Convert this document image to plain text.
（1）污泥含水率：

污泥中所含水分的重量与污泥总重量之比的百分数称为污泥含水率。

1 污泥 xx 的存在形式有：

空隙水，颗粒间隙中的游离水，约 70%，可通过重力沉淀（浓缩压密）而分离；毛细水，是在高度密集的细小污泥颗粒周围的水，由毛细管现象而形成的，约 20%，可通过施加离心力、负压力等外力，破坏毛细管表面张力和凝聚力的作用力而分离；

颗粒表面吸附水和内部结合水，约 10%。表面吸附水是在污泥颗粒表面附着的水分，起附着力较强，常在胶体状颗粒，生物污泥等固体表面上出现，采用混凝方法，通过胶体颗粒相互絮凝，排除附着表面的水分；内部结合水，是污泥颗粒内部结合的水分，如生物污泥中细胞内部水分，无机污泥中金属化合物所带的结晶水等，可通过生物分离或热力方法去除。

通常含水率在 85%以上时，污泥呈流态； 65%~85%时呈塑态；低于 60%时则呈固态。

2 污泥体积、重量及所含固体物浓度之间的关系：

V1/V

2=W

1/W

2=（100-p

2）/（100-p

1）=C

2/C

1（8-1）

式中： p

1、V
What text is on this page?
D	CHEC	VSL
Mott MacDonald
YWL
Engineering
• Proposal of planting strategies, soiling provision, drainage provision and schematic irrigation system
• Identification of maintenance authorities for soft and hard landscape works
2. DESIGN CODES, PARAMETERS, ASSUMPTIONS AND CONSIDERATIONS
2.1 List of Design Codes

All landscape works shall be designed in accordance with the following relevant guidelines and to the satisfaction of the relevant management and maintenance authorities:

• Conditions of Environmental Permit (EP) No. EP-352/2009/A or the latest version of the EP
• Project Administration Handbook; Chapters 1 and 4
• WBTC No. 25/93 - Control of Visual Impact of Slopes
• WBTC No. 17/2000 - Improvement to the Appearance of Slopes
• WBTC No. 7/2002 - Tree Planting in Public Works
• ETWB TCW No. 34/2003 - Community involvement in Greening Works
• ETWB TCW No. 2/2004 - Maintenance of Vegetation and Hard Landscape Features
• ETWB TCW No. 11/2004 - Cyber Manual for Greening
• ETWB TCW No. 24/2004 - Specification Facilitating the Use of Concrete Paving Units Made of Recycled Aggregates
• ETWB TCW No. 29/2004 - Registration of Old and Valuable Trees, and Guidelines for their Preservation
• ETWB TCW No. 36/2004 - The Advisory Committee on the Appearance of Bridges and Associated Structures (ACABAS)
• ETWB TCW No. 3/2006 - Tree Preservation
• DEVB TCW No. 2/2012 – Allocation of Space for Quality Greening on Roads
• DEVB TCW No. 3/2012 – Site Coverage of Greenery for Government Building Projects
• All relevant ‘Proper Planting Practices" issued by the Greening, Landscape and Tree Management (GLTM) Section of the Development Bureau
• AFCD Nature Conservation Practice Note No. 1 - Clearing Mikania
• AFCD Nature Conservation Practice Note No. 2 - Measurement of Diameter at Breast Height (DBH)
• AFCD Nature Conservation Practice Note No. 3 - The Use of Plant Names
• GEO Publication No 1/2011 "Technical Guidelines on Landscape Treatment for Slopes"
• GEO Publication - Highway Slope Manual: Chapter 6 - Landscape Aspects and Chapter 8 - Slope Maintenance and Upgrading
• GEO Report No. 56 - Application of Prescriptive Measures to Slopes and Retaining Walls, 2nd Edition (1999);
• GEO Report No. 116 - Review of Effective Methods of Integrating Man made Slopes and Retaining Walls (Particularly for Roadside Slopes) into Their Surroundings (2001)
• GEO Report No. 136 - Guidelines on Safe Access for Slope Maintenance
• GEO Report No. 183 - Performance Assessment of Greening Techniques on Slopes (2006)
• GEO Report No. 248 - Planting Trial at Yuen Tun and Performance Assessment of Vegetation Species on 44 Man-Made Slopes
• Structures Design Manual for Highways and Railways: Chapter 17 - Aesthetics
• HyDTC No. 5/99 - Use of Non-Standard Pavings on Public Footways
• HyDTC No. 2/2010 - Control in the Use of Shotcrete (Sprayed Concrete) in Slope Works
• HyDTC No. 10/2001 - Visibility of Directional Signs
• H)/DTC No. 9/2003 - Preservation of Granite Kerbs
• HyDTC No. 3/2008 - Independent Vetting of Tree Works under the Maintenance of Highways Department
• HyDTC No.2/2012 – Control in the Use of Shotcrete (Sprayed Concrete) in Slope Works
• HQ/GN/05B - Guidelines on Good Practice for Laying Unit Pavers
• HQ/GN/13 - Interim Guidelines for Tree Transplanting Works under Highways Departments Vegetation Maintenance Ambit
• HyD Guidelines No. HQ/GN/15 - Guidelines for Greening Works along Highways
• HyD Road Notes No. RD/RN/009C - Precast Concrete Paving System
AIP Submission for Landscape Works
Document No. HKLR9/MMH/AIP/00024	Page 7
◇ ◇ ◇ ◇
● BRIEF
The records above must be repeated exactly, every one of them.

● FULL RESPONSE
Convert this document image to plain text.
（1）污泥含水率：

污泥中所含水分的重量与污泥总重量之比的百分数称为污泥含水率。

1 污泥 xx 的存在形式有：

空隙水，颗粒间隙中的游离水，约 70%，可通过重力沉淀（浓缩压密）而分离；毛细水，是在高度密集的细小污泥颗粒周围的水，由毛细管现象而形成的，约 20%，可通过施加离心力、负压力等外力，破坏毛细管表面张力和凝聚力的作用力而分离；

颗粒表面吸附水和内部结合水，约 10%。表面吸附水是在污泥颗粒表面附着的水分，起附着力较强，常在胶体状颗粒，生物污泥等固体表面上出现，采用混凝方法，通过胶体颗粒相互絮凝，排除附着表面的水分；内部结合水，是污泥颗粒内部结合的水分，如生物污泥中细胞内部水分，无机污泥中金属化合物所带的结晶水等，可通过生物分离或热力方法去除。

通常含水率在 85%以上时，污泥呈流态； 65%~85%时呈塑态；低于 60%时则呈固态。

2 污泥体积、重量及所含固体物浓度之间的关系：

V1/V

2=W

1/W

2=（100-p

2）/（100-p

1）=C

2/C

1（8-1）

式中： p

1、V
What text is on this page?
D	CHEC	VSL
Mott MacDonald
YWL
Engineering
• Proposal of planting strategies, soiling provision, drainage provision and schematic irrigation system
• Identification of maintenance authorities for soft and hard landscape works
2. DESIGN CODES, PARAMETERS, ASSUMPTIONS AND CONSIDERATIONS
2.1 List of Design Codes

All landscape works shall be designed in accordance with the following relevant guidelines and to the satisfaction of the relevant management and maintenance authorities:

• Conditions of Environmental Permit (EP) No. EP-352/2009/A or the latest version of the EP
• Project Administration Handbook; Chapters 1 and 4
• WBTC No. 25/93 - Control of Visual Impact of Slopes
• WBTC No. 17/2000 - Improvement to the Appearance of Slopes
• WBTC No. 7/2002 - Tree Planting in Public Works
• ETWB TCW No. 34/2003 - Community involvement in Greening Works
• ETWB TCW No. 2/2004 - Maintenance of Vegetation and Hard Landscape Features
• ETWB TCW No. 11/2004 - Cyber Manual for Greening
• ETWB TCW No. 24/2004 - Specification Facilitating the Use of Concrete Paving Units Made of Recycled Aggregates
• ETWB TCW No. 29/2004 - Registration of Old and Valuable Trees, and Guidelines for their Preservation
• ETWB TCW No. 36/2004 - The Advisory Committee on the Appearance of Bridges and Associated Structures (ACABAS)
• ETWB TCW No. 3/2006 - Tree Preservation
• DEVB TCW No. 2/2012 – Allocation of Space for Quality Greening on Roads
• DEVB TCW No. 3/2012 – Site Coverage of Greenery for Government Building Projects
• All relevant ‘Proper Planting Practices" issued by the Greening, Landscape and Tree Management (GLTM) Section of the Development Bureau
• AFCD Nature Conservation Practice Note No. 1 - Clearing Mikania
• AFCD Nature Conservation Practice Note No. 2 - Measurement of Diameter at Breast Height (DBH)
• AFCD Nature Conservation Practice Note No. 3 - The Use of Plant Names
• GEO Publication No 1/2011 "Technical Guidelines on Landscape Treatment for Slopes"
• GEO Publication - Highway Slope Manual: Chapter 6 - Landscape Aspects and Chapter 8 - Slope Maintenance and Upgrading
• GEO Report No. 56 - Application of Prescriptive Measures to Slopes and Retaining Walls, 2nd Edition (1999);
• GEO Report No. 116 - Review of Effective Methods of Integrating Man made Slopes and Retaining Walls (Particularly for Roadside Slopes) into Their Surroundings (2001)
• GEO Report No. 136 - Guidelines on Safe Access for Slope Maintenance
• GEO Report No. 183 - Performance Assessment of Greening Techniques on Slopes (2006)
• GEO Report No. 248 - Planting Trial at Yuen Tun and Performance Assessment of Vegetation Species on 44 Man-Made Slopes
• Structures Design Manual for Highways and Railways: Chapter 17 - Aesthetics
• HyDTC No. 5/99 - Use of Non-Standard Pavings on Public Footways
• HyDTC No. 2/2010 - Control in the Use of Shotcrete (Sprayed Concrete) in Slope Works
• HyDTC No. 10/2001 - Visibility of Directional Signs
• H)/DTC No. 9/2003 - Preservation of Granite Kerbs
• HyDTC No. 3/2008 - Independent Vetting of Tree Works under the Maintenance of Highways Department
• HyDTC No.2/2012 – Control in the Use of Shotcrete (Sprayed Concrete) in Slope Works
• HQ/GN/05B - Guidelines on Good Practice for Laying Unit Pavers
• HQ/GN/13 - Interim Guidelines for Tree Transplanting Works under Highways Departments Vegetation Maintenance Ambit
• HyD Guidelines No. HQ/GN/15 - Guidelines for Greening Works along Highways
• HyD Road Notes No. RD/RN/009C - Precast Concrete Paving System
AIP Submission for Landscape Works
Document No. HKLR9/MMH/AIP/00024	Page 7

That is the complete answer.